[START OF TASK INPUT]

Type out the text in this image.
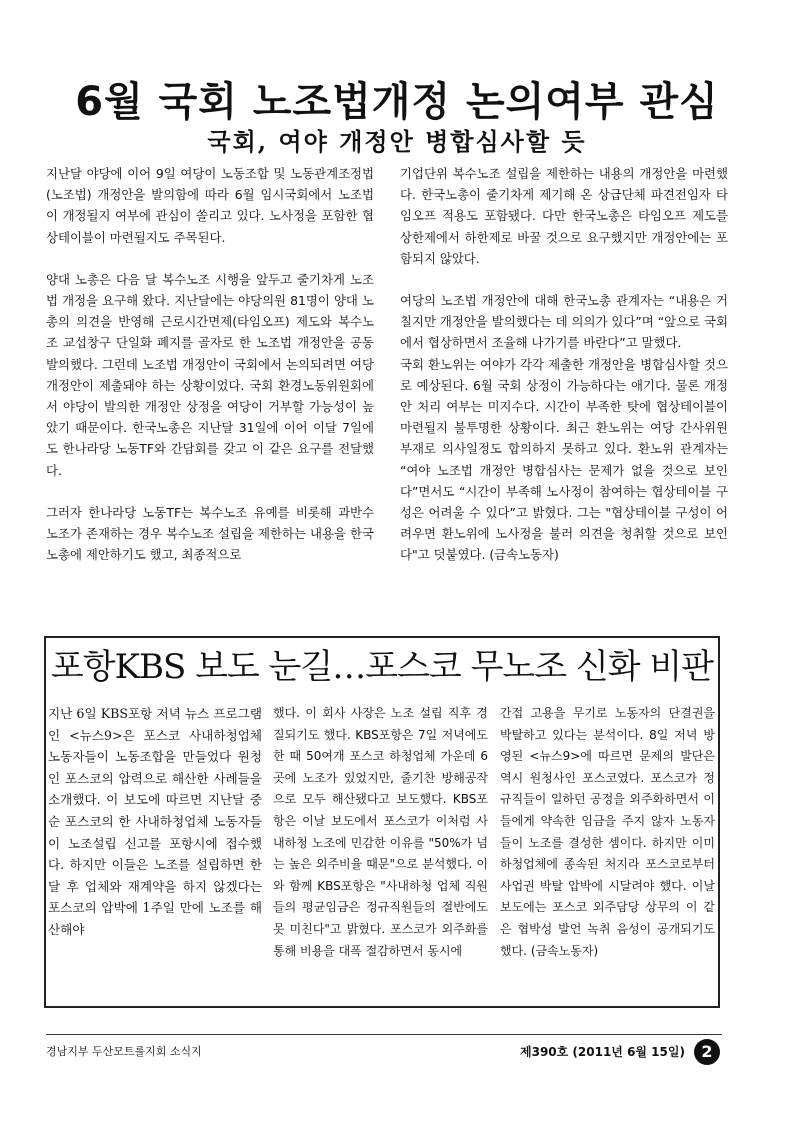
6월 국회 노조법개정 논의여부 관심
국회, 여야 개정안 병합심사할 듯

지난달 야당에 이어 9일 여당이 노동조합 및 노동관계조정법(노조법) 개정안을 발의함에 따라 6월 임시국회에서 노조법이 개정될지 여부에 관심이 쏠리고 있다. 노사정을 포함한 협상테이블이 마련될지도 주목된다.

양대 노총은 다음 달 복수노조 시행을 앞두고 줄기차게 노조법 개정을 요구해 왔다. 지난달에는 야당의원 81명이 양대 노총의 의견을 반영해 근로시간면제(타임오프) 제도와 복수노조 교섭창구 단일화 폐지를 골자로 한 노조법 개정안을 공동발의했다. 그런데 노조법 개정안이 국회에서 논의되려면 여당 개정안이 제출돼야 하는 상황이었다. 국회 환경노동위원회에서 야당이 발의한 개정안 상정을 여당이 거부할 가능성이 높았기 때문이다. 한국노총은 지난달 31일에 이어 이달 7일에도 한나라당 노동TF와 간담회를 갖고 이 같은 요구를 전달했다.

그러자 한나라당 노동TF는 복수노조 유예를 비롯해 과반수 노조가 존재하는 경우 복수노조 설립을 제한하는 내용을 한국노총에 제안하기도 했고, 최종적으로

기업단위 복수노조 설립을 제한하는 내용의 개정안을 마련했다. 한국노총이 줄기차게 제기해 온 상급단체 파견전임자 타임오프 적용도 포함됐다. 다만 한국노총은 타임오프 제도를 상한제에서 하한제로 바꿀 것으로 요구했지만 개정안에는 포함되지 않았다.

여당의 노조법 개정안에 대해 한국노총 관계자는 “내용은 거칠지만 개정안을 발의했다는 데 의의가 있다”며 “앞으로 국회에서 협상하면서 조율해 나가기를 바란다”고 말했다.

국회 환노위는 여야가 각각 제출한 개정안을 병합심사할 것으로 예상된다. 6월 국회 상정이 가능하다는 애기다. 물론 개정안 처리 여부는 미지수다. 시간이 부족한 탓에 협상테이블이 마련될지 불투명한 상황이다. 최근 환노위는 여당 간사위원 부재로 의사일정도 합의하지 못하고 있다. 환노위 관계자는 “여야 노조법 개정안 병합심사는 문제가 없을 것으로 보인다”면서도 “시간이 부족해 노사정이 참여하는 협상테이블 구성은 어려울 수 있다”고 밝혔다. 그는 "협상테이블 구성이 어려우면 환노위에 노사정을 불러 의견을 청취할 것으로 보인다"고 덧붙였다. (금속노동자)

포항KBS 보도 눈길…포스코 무노조 신화 비판

지난 6일 KBS포항 저녁 뉴스 프로그램인 <뉴스9>은 포스코 사내하청업체 노동자들이 노동조합을 만들었다 원청인 포스코의 압력으로 해산한 사례들을 소개했다. 이 보도에 따르면 지난달 중순 포스코의 한 사내하청업체 노동자들이 노조설립 신고를 포항시에 접수했다. 하지만 이들은 노조를 설립하면 한 달 후 업체와 재계약을 하지 않겠다는 포스코의 압박에 1주일 만에 노조를 해산해야

했다. 이 회사 사장은 노조 설립 직후 경질되기도 했다. KBS포항은 7일 저녁에도 한 때 50여개 포스코 하청업체 가운데 6곳에 노조가 있었지만, 줄기찬 방해공작으로 모두 해산됐다고 보도했다. KBS포항은 이날 보도에서 포스코가 이처럼 사내하청 노조에 민감한 이유를 "50%가 넘는 높은 외주비율 때문"으로 분석했다. 이와 함께 KBS포항은 "사내하청 업체 직원들의 평균임금은 정규직원들의 절반에도 못 미친다"고 밝혔다. 포스코가 외주화를 통해 비용을 대폭 절감하면서 동시에

간접 고용을 무기로 노동자의 단결권을 박탈하고 있다는 분석이다. 8일 저녁 방영된 <뉴스9>에 따르면 문제의 발단은 역시 원청사인 포스코였다. 포스코가 정규직들이 일하던 공정을 외주화하면서 이들에게 약속한 임금을 주지 않자 노동자들이 노조를 결성한 셈이다. 하지만 이미 하청업체에 종속된 처지라 포스코로부터 사업권 박탈 압박에 시달려야 했다. 이날 보도에는 포스코 외주담당 상무의 이 같은 협박성 발언 녹취 음성이 공개되기도 했다. (금속노동자)

경남지부 두산모트롤지회 소식지	제390호 (2011년 6월 15일)	2
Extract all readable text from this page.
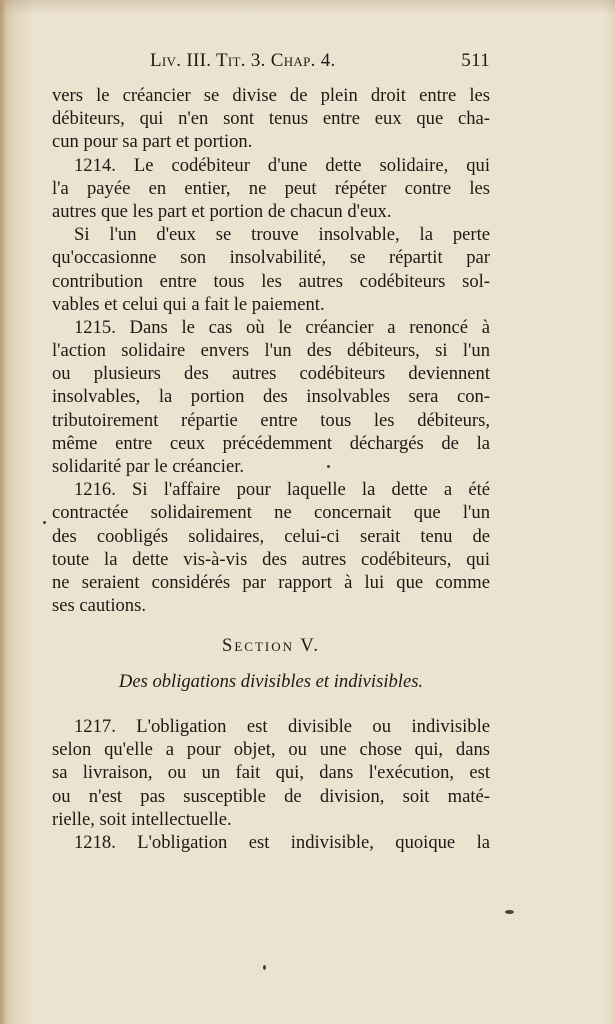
Liv. III. Tit. 3. Chap. 4.	511
vers le créancier se divise de plein droit entre les
débiteurs, qui n'en sont tenus entre eux que cha-
cun pour sa part et portion.
1214. Le codébiteur d'une dette solidaire, qui
l'a payée en entier, ne peut répéter contre les
autres que les part et portion de chacun d'eux.
Si l'un d'eux se trouve insolvable, la perte
qu'occasionne son insolvabilité, se répartit par
contribution entre tous les autres codébiteurs sol-
vables et celui qui a fait le paiement.
1215. Dans le cas où le créancier a renoncé à
l'action solidaire envers l'un des débiteurs, si l'un
ou plusieurs des autres codébiteurs deviennent
insolvables, la portion des insolvables sera con-
tributoirement répartie entre tous les débiteurs,
même entre ceux précédemment déchargés de la
solidarité par le créancier.
1216. Si l'affaire pour laquelle la dette a été
contractée solidairement ne concernait que l'un
des coobligés solidaires, celui-ci serait tenu de
toute la dette vis-à-vis des autres codébiteurs, qui
ne seraient considérés par rapport à lui que comme
ses cautions.
Section V.
Des obligations divisibles et indivisibles.
1217. L'obligation est divisible ou indivisible
selon qu'elle a pour objet, ou une chose qui, dans
sa livraison, ou un fait qui, dans l'exécution, est
ou n'est pas susceptible de division, soit maté-
rielle, soit intellectuelle.
1218. L'obligation est indivisible, quoique la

[END OF TASK INPUT]

STATED TASK →
Copy every line from the records above that contains the word "타임오프".

SOLUTION →
양대 노총은 다음 달 복수노조 시행을 앞두고 줄기차게 노조법 개정을 요구해 왔다. 지난달에는 야당의원 81명이 양대 노총의 의견을 반영해 근로시간면제(타임오프) 제도와 복수노조 교섭창구 단일화 폐지를 골자로 한 노조법 개정안을 공동발의했다. 그런데 노조법 개정안이 국회에서 논의되려면 여당 개정안이 제출돼야 하는 상황이었다. 국회 환경노동위원회에서 야당이 발의한 개정안 상정을 여당이 거부할 가능성이 높았기 때문이다. 한국노총은 지난달 31일에 이어 이달 7일에도 한나라당 노동TF와 간담회를 갖고 이 같은 요구를 전달했다.
기업단위 복수노조 설립을 제한하는 내용의 개정안을 마련했다. 한국노총이 줄기차게 제기해 온 상급단체 파견전임자 타임오프 적용도 포함됐다. 다만 한국노총은 타임오프 제도를 상한제에서 하한제로 바꿀 것으로 요구했지만 개정안에는 포함되지 않았다.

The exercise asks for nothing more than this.